AVAILABLE DATA:
>> START

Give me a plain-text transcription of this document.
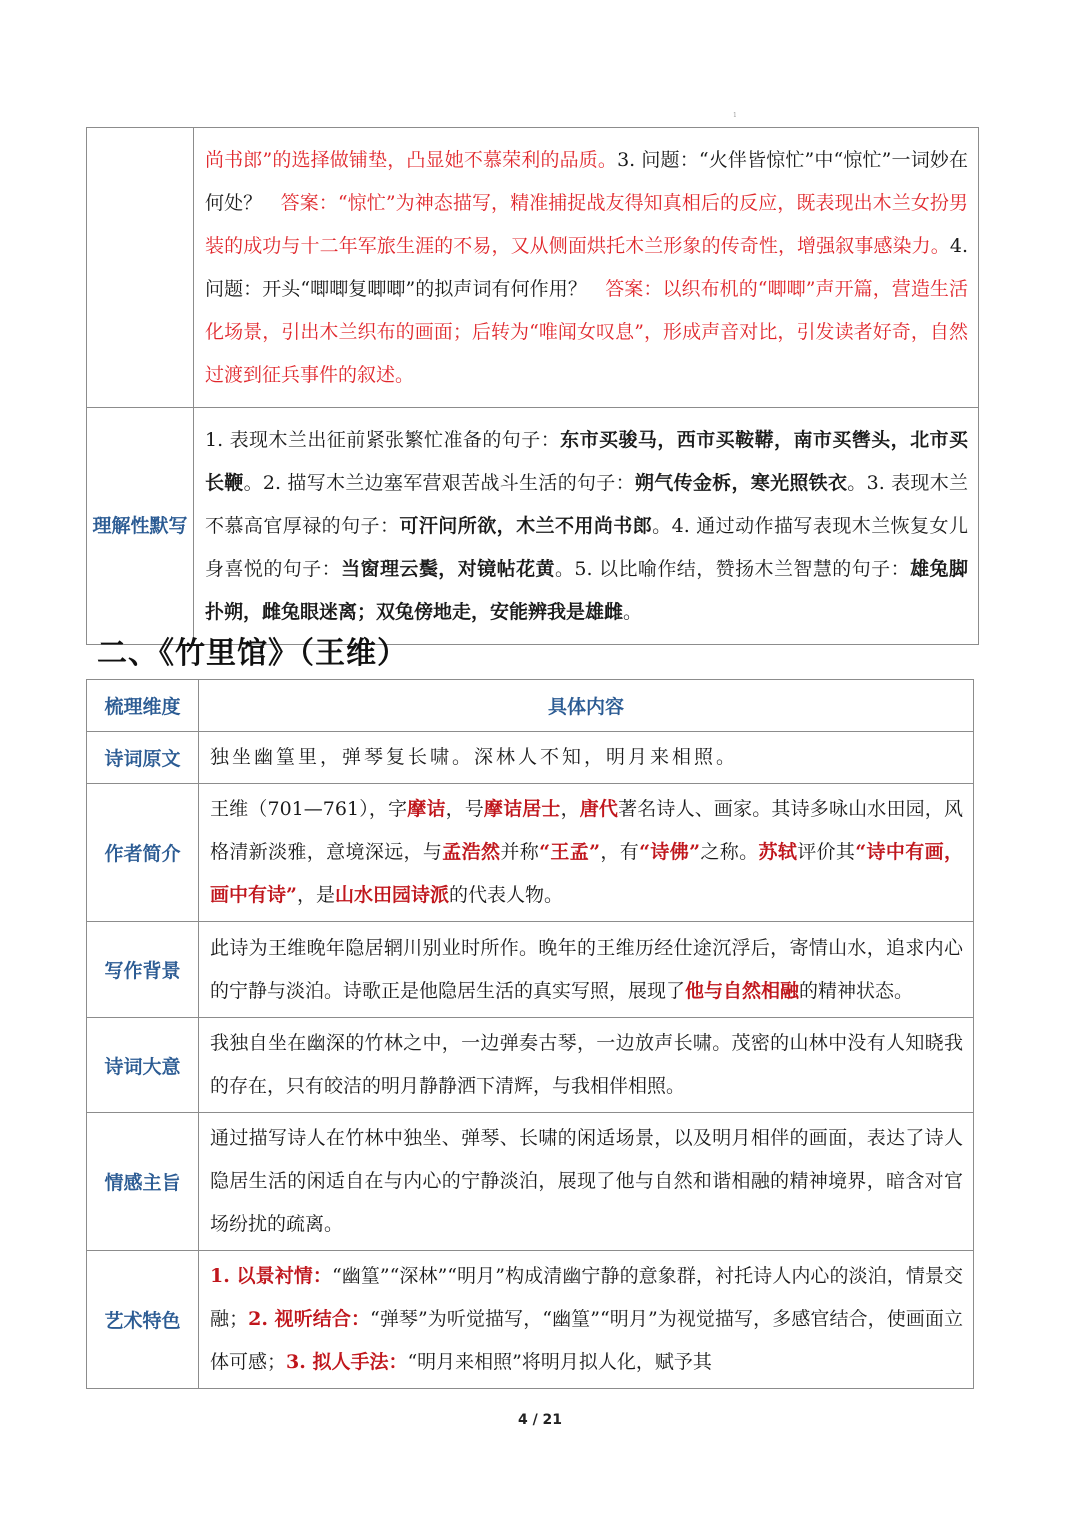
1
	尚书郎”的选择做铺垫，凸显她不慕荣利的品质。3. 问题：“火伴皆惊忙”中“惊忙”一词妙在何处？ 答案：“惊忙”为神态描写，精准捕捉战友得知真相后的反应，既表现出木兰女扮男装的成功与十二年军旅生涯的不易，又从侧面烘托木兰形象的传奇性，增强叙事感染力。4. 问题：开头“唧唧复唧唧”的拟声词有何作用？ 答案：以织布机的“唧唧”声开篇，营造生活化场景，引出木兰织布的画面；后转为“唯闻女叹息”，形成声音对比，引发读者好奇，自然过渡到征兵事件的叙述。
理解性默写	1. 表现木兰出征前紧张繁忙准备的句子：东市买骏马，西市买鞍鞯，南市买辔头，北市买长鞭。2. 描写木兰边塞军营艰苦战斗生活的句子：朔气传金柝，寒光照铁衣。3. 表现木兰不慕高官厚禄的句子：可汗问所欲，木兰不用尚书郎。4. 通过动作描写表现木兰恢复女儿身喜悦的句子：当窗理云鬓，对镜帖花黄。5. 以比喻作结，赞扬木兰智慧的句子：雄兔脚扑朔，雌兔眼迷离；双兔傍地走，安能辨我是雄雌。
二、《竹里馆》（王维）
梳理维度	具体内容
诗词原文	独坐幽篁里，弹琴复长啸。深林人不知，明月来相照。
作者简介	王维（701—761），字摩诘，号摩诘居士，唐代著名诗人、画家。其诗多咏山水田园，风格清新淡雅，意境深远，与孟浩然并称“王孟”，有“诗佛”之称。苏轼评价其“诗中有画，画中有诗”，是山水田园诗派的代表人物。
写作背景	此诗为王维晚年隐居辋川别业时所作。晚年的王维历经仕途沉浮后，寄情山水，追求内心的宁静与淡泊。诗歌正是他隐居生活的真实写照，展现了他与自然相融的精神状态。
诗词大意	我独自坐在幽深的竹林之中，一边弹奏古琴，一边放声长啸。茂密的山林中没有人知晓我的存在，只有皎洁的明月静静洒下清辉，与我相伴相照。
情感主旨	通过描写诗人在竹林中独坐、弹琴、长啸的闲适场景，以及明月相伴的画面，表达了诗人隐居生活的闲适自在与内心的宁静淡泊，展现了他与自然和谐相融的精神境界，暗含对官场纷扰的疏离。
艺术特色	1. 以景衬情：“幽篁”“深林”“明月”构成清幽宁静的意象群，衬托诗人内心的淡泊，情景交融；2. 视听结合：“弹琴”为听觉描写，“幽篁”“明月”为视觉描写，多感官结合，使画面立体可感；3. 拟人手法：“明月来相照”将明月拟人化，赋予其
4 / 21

>> END

EXERCISE PROMPT:
Pictures in the records must not appear in the copy; transcribe everything else precisely.

SOLUTION:
Give me a plain-text transcription of this document.
1
	尚书郎”的选择做铺垫，凸显她不慕荣利的品质。3. 问题：“火伴皆惊忙”中“惊忙”一词妙在何处？ 答案：“惊忙”为神态描写，精准捕捉战友得知真相后的反应，既表现出木兰女扮男装的成功与十二年军旅生涯的不易，又从侧面烘托木兰形象的传奇性，增强叙事感染力。4. 问题：开头“唧唧复唧唧”的拟声词有何作用？ 答案：以织布机的“唧唧”声开篇，营造生活化场景，引出木兰织布的画面；后转为“唯闻女叹息”，形成声音对比，引发读者好奇，自然过渡到征兵事件的叙述。
理解性默写	1. 表现木兰出征前紧张繁忙准备的句子：东市买骏马，西市买鞍鞯，南市买辔头，北市买长鞭。2. 描写木兰边塞军营艰苦战斗生活的句子：朔气传金柝，寒光照铁衣。3. 表现木兰不慕高官厚禄的句子：可汗问所欲，木兰不用尚书郎。4. 通过动作描写表现木兰恢复女儿身喜悦的句子：当窗理云鬓，对镜帖花黄。5. 以比喻作结，赞扬木兰智慧的句子：雄兔脚扑朔，雌兔眼迷离；双兔傍地走，安能辨我是雄雌。
二、《竹里馆》（王维）
梳理维度	具体内容
诗词原文	独坐幽篁里，弹琴复长啸。深林人不知，明月来相照。
作者简介	王维（701—761），字摩诘，号摩诘居士，唐代著名诗人、画家。其诗多咏山水田园，风格清新淡雅，意境深远，与孟浩然并称“王孟”，有“诗佛”之称。苏轼评价其“诗中有画，画中有诗”，是山水田园诗派的代表人物。
写作背景	此诗为王维晚年隐居辋川别业时所作。晚年的王维历经仕途沉浮后，寄情山水，追求内心的宁静与淡泊。诗歌正是他隐居生活的真实写照，展现了他与自然相融的精神状态。
诗词大意	我独自坐在幽深的竹林之中，一边弹奏古琴，一边放声长啸。茂密的山林中没有人知晓我的存在，只有皎洁的明月静静洒下清辉，与我相伴相照。
情感主旨	通过描写诗人在竹林中独坐、弹琴、长啸的闲适场景，以及明月相伴的画面，表达了诗人隐居生活的闲适自在与内心的宁静淡泊，展现了他与自然和谐相融的精神境界，暗含对官场纷扰的疏离。
艺术特色	1. 以景衬情：“幽篁”“深林”“明月”构成清幽宁静的意象群，衬托诗人内心的淡泊，情景交融；2. 视听结合：“弹琴”为听觉描写，“幽篁”“明月”为视觉描写，多感官结合，使画面立体可感；3. 拟人手法：“明月来相照”将明月拟人化，赋予其
4 / 21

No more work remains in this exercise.